Find the lines containing the word "type" and copy every one of them.

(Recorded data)
** start **
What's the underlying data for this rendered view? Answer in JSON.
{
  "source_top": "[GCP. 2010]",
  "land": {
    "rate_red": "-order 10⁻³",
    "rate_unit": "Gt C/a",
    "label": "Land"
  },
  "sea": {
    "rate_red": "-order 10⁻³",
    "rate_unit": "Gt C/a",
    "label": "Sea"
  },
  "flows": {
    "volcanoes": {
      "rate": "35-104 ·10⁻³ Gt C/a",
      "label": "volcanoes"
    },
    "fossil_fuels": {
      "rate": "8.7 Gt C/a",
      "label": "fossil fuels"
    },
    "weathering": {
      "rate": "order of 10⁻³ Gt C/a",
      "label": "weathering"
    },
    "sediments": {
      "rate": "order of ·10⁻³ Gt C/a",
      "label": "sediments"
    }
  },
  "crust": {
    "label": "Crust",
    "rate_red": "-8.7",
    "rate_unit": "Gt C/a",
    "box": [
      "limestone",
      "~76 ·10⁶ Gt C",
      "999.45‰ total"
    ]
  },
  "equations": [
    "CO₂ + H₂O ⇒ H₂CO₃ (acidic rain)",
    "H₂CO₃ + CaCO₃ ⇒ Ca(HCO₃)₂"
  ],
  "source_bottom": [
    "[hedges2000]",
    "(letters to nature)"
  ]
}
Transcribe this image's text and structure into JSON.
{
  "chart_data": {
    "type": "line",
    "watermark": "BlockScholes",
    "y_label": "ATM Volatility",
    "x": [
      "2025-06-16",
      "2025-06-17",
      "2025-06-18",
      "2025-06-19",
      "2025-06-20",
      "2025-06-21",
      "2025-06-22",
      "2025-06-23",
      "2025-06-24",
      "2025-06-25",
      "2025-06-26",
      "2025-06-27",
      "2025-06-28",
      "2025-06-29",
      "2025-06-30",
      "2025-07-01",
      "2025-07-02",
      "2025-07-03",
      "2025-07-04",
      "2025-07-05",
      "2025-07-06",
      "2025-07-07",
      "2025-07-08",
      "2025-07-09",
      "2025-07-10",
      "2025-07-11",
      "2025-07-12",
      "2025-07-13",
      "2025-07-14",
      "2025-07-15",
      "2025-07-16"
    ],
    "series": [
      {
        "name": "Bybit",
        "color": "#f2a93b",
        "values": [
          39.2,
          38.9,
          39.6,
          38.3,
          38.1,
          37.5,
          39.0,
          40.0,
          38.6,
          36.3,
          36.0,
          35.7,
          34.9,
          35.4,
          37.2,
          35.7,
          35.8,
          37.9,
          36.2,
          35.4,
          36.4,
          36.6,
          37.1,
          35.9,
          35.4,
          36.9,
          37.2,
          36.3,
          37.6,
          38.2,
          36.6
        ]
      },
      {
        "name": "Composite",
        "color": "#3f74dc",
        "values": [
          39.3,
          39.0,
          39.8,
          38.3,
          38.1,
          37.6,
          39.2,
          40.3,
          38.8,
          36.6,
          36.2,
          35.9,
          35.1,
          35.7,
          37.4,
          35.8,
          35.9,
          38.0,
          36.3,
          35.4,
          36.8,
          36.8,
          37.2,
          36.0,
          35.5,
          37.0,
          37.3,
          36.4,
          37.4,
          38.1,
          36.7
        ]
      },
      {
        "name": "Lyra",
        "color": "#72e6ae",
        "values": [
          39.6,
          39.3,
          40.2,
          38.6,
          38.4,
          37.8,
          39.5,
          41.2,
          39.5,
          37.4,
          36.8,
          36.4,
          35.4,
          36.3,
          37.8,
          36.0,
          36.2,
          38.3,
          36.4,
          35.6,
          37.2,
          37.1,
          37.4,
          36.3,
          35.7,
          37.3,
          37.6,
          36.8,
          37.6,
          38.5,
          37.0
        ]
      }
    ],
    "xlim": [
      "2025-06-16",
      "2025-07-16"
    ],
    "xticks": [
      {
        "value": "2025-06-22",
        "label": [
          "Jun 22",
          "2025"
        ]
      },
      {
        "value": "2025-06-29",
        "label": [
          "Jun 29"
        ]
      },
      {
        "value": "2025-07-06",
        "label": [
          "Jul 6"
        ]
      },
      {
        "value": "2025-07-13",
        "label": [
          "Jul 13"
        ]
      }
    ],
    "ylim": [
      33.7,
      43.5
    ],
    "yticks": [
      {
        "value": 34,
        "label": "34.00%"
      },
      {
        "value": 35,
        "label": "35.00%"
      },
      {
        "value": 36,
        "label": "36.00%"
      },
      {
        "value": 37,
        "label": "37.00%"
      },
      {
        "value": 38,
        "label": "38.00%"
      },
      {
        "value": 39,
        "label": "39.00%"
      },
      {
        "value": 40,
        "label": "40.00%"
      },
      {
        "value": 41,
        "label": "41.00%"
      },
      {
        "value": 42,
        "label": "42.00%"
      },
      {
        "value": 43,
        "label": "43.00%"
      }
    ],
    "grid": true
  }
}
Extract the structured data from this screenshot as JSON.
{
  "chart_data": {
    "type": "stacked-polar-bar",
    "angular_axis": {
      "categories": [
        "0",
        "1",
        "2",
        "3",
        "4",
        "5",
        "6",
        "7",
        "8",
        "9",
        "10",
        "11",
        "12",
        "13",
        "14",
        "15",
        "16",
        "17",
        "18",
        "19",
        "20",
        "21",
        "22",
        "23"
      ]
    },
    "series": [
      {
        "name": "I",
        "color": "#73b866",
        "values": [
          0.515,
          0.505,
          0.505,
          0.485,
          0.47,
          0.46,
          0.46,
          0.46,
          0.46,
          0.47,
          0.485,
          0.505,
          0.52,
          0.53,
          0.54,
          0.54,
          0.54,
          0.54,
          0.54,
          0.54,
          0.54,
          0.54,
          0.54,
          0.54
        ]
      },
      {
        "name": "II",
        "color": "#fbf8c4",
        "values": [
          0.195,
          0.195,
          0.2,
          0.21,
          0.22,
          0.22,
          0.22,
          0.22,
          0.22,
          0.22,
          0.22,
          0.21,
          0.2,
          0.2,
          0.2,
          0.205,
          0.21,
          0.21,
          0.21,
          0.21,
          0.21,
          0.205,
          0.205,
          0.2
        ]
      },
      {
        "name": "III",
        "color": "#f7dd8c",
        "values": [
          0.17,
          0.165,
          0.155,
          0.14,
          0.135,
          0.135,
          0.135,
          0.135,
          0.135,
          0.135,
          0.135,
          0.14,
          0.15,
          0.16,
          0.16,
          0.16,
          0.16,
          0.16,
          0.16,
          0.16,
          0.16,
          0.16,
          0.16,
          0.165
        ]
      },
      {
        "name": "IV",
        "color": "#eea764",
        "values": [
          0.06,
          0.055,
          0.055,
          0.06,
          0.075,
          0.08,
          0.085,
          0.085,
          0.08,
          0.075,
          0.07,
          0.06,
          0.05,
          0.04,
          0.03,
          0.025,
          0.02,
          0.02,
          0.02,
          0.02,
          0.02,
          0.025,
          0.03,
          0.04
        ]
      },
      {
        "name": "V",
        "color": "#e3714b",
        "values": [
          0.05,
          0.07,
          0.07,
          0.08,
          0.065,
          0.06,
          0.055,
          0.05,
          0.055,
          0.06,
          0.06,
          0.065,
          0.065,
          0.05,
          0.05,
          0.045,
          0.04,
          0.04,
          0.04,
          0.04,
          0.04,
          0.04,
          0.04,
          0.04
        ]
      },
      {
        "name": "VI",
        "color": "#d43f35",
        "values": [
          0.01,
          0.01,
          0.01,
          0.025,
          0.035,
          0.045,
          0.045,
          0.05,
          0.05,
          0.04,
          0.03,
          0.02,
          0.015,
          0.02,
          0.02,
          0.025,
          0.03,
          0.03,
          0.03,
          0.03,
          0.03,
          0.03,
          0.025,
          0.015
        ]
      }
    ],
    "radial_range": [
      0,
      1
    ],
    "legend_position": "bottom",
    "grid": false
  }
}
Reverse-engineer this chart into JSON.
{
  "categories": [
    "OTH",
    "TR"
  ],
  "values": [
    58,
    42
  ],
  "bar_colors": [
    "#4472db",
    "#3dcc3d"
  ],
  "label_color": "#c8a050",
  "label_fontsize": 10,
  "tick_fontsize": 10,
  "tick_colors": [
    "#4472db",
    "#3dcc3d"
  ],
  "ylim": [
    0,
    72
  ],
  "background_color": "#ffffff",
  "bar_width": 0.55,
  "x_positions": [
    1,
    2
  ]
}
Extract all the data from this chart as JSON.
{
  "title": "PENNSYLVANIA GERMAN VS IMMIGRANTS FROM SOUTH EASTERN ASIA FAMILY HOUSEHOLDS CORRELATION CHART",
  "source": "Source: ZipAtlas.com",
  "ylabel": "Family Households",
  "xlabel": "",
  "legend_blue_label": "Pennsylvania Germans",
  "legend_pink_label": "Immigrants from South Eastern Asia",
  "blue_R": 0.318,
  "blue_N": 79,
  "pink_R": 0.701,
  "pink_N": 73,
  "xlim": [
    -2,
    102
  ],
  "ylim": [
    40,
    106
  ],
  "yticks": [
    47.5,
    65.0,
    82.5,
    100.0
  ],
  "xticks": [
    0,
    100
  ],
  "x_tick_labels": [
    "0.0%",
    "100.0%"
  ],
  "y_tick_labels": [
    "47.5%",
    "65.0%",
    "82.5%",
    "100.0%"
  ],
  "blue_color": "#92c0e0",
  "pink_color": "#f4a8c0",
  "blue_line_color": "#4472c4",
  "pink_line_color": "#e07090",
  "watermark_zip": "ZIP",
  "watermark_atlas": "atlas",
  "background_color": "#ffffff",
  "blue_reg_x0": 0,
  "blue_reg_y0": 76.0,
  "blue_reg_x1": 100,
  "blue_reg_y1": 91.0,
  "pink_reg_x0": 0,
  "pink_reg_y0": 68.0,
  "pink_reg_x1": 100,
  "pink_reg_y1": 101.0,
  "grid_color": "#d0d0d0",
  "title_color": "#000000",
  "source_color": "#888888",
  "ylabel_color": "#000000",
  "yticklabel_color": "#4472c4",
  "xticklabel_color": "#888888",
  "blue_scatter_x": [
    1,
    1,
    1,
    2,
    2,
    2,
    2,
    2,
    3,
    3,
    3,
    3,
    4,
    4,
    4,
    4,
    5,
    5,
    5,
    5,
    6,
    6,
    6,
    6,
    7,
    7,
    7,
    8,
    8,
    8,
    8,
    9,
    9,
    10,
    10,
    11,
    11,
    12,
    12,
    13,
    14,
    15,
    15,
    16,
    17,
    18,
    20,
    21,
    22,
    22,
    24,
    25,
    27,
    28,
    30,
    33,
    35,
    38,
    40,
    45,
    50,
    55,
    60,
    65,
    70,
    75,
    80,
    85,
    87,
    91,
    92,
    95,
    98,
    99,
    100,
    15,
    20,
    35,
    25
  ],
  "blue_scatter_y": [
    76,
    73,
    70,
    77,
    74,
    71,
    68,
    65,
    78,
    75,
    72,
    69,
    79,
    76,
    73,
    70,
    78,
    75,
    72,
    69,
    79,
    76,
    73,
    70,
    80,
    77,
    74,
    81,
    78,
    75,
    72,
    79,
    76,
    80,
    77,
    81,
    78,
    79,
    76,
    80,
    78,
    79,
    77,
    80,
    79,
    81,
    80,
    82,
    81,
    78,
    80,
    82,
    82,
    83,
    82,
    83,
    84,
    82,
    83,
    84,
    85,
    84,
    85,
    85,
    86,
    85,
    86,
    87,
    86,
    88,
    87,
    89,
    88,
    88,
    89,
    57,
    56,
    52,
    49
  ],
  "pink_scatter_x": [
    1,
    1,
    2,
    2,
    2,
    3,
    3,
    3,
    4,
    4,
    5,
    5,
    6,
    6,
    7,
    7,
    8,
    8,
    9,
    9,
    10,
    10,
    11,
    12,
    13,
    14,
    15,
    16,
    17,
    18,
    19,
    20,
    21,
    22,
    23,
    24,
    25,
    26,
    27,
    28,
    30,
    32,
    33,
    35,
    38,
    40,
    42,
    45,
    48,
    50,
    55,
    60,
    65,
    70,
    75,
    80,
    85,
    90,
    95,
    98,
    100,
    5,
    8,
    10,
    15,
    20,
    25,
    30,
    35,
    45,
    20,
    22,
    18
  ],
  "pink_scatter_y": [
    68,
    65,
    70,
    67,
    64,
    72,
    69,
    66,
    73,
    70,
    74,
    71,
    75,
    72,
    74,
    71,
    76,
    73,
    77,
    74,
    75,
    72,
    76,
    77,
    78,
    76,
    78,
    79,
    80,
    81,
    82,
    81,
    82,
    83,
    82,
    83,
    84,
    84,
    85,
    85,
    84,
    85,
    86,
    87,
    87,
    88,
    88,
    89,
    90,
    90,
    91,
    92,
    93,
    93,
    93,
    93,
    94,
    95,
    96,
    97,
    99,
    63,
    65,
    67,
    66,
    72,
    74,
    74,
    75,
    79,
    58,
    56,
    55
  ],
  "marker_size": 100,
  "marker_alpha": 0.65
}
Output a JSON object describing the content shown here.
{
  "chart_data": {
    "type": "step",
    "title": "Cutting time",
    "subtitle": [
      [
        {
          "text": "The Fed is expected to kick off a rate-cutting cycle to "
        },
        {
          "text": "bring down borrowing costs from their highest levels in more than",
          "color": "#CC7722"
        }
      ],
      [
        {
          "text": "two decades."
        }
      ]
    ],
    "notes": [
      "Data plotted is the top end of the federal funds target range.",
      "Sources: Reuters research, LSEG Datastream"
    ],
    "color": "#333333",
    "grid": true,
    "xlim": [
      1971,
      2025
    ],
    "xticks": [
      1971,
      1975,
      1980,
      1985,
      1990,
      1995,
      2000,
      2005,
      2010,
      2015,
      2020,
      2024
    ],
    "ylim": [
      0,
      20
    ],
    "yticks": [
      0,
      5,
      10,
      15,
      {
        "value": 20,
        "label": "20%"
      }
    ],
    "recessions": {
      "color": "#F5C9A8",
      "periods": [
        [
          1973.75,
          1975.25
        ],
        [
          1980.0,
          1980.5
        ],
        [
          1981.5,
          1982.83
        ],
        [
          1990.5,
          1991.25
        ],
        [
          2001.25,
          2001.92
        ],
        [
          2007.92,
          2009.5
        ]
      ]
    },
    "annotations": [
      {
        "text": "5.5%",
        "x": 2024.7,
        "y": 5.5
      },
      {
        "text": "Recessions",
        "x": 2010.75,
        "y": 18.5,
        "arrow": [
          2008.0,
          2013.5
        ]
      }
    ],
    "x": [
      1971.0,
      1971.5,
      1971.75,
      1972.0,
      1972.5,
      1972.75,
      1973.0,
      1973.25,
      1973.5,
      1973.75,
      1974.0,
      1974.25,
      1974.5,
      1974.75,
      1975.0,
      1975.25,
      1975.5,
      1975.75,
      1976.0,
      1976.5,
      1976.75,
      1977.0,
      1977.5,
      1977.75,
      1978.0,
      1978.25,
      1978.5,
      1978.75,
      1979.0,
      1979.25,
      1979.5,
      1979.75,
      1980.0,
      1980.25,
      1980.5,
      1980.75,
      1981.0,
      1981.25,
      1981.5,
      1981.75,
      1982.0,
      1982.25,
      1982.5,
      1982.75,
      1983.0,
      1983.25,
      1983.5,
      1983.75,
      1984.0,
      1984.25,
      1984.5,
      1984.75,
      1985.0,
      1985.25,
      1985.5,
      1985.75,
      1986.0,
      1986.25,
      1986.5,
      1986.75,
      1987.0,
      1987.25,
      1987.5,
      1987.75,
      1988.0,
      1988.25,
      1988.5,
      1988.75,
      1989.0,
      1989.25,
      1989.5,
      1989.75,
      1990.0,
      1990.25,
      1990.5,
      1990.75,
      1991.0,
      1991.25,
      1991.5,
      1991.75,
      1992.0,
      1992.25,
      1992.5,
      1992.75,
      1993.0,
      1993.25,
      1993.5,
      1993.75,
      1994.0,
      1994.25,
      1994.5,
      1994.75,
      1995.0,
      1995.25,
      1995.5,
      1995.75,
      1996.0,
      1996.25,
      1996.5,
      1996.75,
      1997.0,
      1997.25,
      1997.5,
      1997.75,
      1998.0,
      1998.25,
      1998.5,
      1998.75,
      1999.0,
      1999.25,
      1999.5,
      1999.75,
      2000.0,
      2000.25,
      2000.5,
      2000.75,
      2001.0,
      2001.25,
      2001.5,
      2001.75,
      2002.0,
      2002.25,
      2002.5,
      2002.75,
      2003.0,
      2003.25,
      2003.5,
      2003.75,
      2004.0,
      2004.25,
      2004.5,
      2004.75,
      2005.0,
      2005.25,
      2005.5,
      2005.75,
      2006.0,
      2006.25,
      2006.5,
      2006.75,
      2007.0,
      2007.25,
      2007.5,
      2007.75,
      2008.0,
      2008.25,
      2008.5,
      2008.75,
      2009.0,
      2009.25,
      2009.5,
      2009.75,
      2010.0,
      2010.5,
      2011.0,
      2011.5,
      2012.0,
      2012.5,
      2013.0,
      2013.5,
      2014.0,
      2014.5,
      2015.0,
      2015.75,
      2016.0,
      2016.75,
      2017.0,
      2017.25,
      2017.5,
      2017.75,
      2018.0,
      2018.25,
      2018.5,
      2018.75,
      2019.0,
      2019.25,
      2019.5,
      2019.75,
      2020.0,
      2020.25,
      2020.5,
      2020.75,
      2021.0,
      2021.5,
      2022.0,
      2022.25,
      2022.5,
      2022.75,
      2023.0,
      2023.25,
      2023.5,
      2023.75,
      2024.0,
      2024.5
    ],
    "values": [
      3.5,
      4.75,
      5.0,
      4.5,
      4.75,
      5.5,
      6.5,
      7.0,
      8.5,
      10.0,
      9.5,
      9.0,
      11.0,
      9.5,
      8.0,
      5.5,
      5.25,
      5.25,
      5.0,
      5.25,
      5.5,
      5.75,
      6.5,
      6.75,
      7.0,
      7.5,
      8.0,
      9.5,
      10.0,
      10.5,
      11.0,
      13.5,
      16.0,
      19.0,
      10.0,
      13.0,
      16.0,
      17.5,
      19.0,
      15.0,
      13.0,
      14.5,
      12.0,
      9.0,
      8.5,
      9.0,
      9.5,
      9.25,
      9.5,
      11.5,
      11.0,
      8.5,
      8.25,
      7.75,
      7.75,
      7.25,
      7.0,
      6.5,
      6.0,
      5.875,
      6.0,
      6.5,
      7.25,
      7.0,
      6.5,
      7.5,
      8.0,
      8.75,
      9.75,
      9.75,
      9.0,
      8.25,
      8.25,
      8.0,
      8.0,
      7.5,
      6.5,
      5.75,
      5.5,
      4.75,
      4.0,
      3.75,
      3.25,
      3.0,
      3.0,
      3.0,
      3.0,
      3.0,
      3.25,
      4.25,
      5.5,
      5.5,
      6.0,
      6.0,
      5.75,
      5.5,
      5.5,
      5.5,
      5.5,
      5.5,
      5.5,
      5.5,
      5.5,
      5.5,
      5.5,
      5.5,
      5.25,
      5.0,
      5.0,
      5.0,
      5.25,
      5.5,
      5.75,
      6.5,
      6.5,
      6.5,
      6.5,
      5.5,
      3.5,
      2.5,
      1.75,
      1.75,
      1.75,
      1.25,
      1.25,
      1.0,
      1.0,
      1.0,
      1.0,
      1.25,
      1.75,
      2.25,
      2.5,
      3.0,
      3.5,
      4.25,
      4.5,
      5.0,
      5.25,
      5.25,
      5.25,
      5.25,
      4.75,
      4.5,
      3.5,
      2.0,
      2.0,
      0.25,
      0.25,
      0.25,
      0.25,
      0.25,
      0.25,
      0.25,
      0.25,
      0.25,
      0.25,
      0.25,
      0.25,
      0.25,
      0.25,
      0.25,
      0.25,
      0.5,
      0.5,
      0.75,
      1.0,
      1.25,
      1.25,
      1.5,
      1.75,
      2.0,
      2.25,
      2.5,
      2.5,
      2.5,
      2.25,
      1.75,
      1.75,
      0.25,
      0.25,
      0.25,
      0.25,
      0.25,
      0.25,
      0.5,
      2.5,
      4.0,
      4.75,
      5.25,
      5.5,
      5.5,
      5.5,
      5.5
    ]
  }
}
** end **
■ WRITTEN ANSWER ■
    "type": "line",
    "type": "stacked-polar-bar",
    "type": "step",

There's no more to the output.